[Task brief]:
Print all of the data exactly.
─── Exercise inputs
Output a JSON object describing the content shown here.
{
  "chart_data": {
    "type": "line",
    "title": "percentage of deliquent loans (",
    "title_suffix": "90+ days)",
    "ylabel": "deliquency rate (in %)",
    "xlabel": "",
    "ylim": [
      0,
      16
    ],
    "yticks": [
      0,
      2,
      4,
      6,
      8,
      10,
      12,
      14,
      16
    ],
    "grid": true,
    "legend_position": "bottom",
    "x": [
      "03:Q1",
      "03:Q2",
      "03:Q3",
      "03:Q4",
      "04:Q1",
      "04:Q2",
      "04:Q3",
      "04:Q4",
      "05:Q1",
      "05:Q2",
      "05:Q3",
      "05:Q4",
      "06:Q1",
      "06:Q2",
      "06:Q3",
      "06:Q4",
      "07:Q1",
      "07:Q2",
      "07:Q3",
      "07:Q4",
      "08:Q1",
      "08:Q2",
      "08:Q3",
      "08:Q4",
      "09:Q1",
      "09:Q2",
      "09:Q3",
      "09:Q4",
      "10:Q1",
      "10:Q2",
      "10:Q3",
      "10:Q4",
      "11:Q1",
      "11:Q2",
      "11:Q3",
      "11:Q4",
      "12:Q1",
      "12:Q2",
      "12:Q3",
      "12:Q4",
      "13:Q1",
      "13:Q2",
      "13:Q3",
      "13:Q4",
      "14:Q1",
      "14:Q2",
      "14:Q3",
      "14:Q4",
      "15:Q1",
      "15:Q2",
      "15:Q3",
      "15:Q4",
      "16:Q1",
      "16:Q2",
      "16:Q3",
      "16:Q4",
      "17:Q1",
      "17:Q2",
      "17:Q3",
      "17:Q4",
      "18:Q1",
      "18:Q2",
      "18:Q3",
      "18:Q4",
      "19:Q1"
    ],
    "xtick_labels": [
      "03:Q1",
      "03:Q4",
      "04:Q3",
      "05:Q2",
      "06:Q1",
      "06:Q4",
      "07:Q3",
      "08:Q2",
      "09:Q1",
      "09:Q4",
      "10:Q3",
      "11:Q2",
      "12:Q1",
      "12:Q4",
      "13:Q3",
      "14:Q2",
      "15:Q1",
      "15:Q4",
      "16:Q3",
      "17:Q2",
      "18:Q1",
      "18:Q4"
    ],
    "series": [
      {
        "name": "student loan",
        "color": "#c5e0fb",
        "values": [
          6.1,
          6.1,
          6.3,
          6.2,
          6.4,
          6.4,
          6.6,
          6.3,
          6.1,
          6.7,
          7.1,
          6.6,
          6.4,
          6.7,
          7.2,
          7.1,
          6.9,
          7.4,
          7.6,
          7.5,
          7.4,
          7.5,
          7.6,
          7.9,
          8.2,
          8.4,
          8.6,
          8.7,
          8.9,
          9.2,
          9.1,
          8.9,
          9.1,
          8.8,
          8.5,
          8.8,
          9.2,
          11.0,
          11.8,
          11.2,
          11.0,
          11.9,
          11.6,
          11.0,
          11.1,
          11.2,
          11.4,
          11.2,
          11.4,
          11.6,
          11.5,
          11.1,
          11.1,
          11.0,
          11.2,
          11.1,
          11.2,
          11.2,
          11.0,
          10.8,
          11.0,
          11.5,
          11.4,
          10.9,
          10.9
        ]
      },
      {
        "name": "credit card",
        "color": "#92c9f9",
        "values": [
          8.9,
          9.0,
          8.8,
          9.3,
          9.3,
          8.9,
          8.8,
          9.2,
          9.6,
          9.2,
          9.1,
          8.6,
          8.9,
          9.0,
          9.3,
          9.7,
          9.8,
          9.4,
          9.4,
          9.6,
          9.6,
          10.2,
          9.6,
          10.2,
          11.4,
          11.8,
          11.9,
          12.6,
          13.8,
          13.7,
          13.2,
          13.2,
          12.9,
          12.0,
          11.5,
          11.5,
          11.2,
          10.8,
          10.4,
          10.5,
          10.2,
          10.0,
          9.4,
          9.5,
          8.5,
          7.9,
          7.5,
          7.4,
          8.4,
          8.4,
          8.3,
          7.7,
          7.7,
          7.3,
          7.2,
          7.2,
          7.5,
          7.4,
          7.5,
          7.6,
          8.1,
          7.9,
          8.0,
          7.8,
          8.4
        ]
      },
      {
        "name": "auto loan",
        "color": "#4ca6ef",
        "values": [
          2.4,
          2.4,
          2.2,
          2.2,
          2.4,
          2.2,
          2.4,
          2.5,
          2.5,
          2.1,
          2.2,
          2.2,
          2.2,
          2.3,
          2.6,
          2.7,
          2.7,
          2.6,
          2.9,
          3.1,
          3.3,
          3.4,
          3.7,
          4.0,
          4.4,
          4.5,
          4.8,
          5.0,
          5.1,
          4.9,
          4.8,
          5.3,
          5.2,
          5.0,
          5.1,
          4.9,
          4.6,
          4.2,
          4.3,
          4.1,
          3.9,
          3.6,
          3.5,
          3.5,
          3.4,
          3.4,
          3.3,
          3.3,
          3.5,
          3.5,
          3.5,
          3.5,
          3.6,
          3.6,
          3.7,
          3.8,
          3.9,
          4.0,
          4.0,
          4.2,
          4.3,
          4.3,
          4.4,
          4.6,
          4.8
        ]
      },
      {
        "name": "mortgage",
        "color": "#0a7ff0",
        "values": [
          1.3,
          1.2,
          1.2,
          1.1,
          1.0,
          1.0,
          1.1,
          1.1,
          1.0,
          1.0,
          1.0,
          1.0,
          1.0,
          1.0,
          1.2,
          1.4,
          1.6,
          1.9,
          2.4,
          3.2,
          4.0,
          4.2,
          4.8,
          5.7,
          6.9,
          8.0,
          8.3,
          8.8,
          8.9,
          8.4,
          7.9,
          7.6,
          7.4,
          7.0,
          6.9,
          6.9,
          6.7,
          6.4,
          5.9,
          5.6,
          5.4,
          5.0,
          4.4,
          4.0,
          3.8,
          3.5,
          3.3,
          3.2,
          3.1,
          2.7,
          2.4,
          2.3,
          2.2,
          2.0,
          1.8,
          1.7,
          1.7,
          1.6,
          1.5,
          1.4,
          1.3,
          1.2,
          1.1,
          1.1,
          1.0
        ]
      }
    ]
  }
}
──────
[Exercise response]:
Output a JSON object describing the content shown here.
{
  "chart_data": {
    "type": "line",
    "title": "percentage of deliquent loans (",
    "title_suffix": "90+ days)",
    "ylabel": "deliquency rate (in %)",
    "xlabel": "",
    "ylim": [
      0,
      16
    ],
    "yticks": [
      0,
      2,
      4,
      6,
      8,
      10,
      12,
      14,
      16
    ],
    "grid": true,
    "legend_position": "bottom",
    "x": [
      "03:Q1",
      "03:Q2",
      "03:Q3",
      "03:Q4",
      "04:Q1",
      "04:Q2",
      "04:Q3",
      "04:Q4",
      "05:Q1",
      "05:Q2",
      "05:Q3",
      "05:Q4",
      "06:Q1",
      "06:Q2",
      "06:Q3",
      "06:Q4",
      "07:Q1",
      "07:Q2",
      "07:Q3",
      "07:Q4",
      "08:Q1",
      "08:Q2",
      "08:Q3",
      "08:Q4",
      "09:Q1",
      "09:Q2",
      "09:Q3",
      "09:Q4",
      "10:Q1",
      "10:Q2",
      "10:Q3",
      "10:Q4",
      "11:Q1",
      "11:Q2",
      "11:Q3",
      "11:Q4",
      "12:Q1",
      "12:Q2",
      "12:Q3",
      "12:Q4",
      "13:Q1",
      "13:Q2",
      "13:Q3",
      "13:Q4",
      "14:Q1",
      "14:Q2",
      "14:Q3",
      "14:Q4",
      "15:Q1",
      "15:Q2",
      "15:Q3",
      "15:Q4",
      "16:Q1",
      "16:Q2",
      "16:Q3",
      "16:Q4",
      "17:Q1",
      "17:Q2",
      "17:Q3",
      "17:Q4",
      "18:Q1",
      "18:Q2",
      "18:Q3",
      "18:Q4",
      "19:Q1"
    ],
    "xtick_labels": [
      "03:Q1",
      "03:Q4",
      "04:Q3",
      "05:Q2",
      "06:Q1",
      "06:Q4",
      "07:Q3",
      "08:Q2",
      "09:Q1",
      "09:Q4",
      "10:Q3",
      "11:Q2",
      "12:Q1",
      "12:Q4",
      "13:Q3",
      "14:Q2",
      "15:Q1",
      "15:Q4",
      "16:Q3",
      "17:Q2",
      "18:Q1",
      "18:Q4"
    ],
    "series": [
      {
        "name": "student loan",
        "color": "#c5e0fb",
        "values": [
          6.1,
          6.1,
          6.3,
          6.2,
          6.4,
          6.4,
          6.6,
          6.3,
          6.1,
          6.7,
          7.1,
          6.6,
          6.4,
          6.7,
          7.2,
          7.1,
          6.9,
          7.4,
          7.6,
          7.5,
          7.4,
          7.5,
          7.6,
          7.9,
          8.2,
          8.4,
          8.6,
          8.7,
          8.9,
          9.2,
          9.1,
          8.9,
          9.1,
          8.8,
          8.5,
          8.8,
          9.2,
          11.0,
          11.8,
          11.2,
          11.0,
          11.9,
          11.6,
          11.0,
          11.1,
          11.2,
          11.4,
          11.2,
          11.4,
          11.6,
          11.5,
          11.1,
          11.1,
          11.0,
          11.2,
          11.1,
          11.2,
          11.2,
          11.0,
          10.8,
          11.0,
          11.5,
          11.4,
          10.9,
          10.9
        ]
      },
      {
        "name": "credit card",
        "color": "#92c9f9",
        "values": [
          8.9,
          9.0,
          8.8,
          9.3,
          9.3,
          8.9,
          8.8,
          9.2,
          9.6,
          9.2,
          9.1,
          8.6,
          8.9,
          9.0,
          9.3,
          9.7,
          9.8,
          9.4,
          9.4,
          9.6,
          9.6,
          10.2,
          9.6,
          10.2,
          11.4,
          11.8,
          11.9,
          12.6,
          13.8,
          13.7,
          13.2,
          13.2,
          12.9,
          12.0,
          11.5,
          11.5,
          11.2,
          10.8,
          10.4,
          10.5,
          10.2,
          10.0,
          9.4,
          9.5,
          8.5,
          7.9,
          7.5,
          7.4,
          8.4,
          8.4,
          8.3,
          7.7,
          7.7,
          7.3,
          7.2,
          7.2,
          7.5,
          7.4,
          7.5,
          7.6,
          8.1,
          7.9,
          8.0,
          7.8,
          8.4
        ]
      },
      {
        "name": "auto loan",
        "color": "#4ca6ef",
        "values": [
          2.4,
          2.4,
          2.2,
          2.2,
          2.4,
          2.2,
          2.4,
          2.5,
          2.5,
          2.1,
          2.2,
          2.2,
          2.2,
          2.3,
          2.6,
          2.7,
          2.7,
          2.6,
          2.9,
          3.1,
          3.3,
          3.4,
          3.7,
          4.0,
          4.4,
          4.5,
          4.8,
          5.0,
          5.1,
          4.9,
          4.8,
          5.3,
          5.2,
          5.0,
          5.1,
          4.9,
          4.6,
          4.2,
          4.3,
          4.1,
          3.9,
          3.6,
          3.5,
          3.5,
          3.4,
          3.4,
          3.3,
          3.3,
          3.5,
          3.5,
          3.5,
          3.5,
          3.6,
          3.6,
          3.7,
          3.8,
          3.9,
          4.0,
          4.0,
          4.2,
          4.3,
          4.3,
          4.4,
          4.6,
          4.8
        ]
      },
      {
        "name": "mortgage",
        "color": "#0a7ff0",
        "values": [
          1.3,
          1.2,
          1.2,
          1.1,
          1.0,
          1.0,
          1.1,
          1.1,
          1.0,
          1.0,
          1.0,
          1.0,
          1.0,
          1.0,
          1.2,
          1.4,
          1.6,
          1.9,
          2.4,
          3.2,
          4.0,
          4.2,
          4.8,
          5.7,
          6.9,
          8.0,
          8.3,
          8.8,
          8.9,
          8.4,
          7.9,
          7.6,
          7.4,
          7.0,
          6.9,
          6.9,
          6.7,
          6.4,
          5.9,
          5.6,
          5.4,
          5.0,
          4.4,
          4.0,
          3.8,
          3.5,
          3.3,
          3.2,
          3.1,
          2.7,
          2.4,
          2.3,
          2.2,
          2.0,
          1.8,
          1.7,
          1.7,
          1.6,
          1.5,
          1.4,
          1.3,
          1.2,
          1.1,
          1.1,
          1.0
        ]
      }
    ]
  }
}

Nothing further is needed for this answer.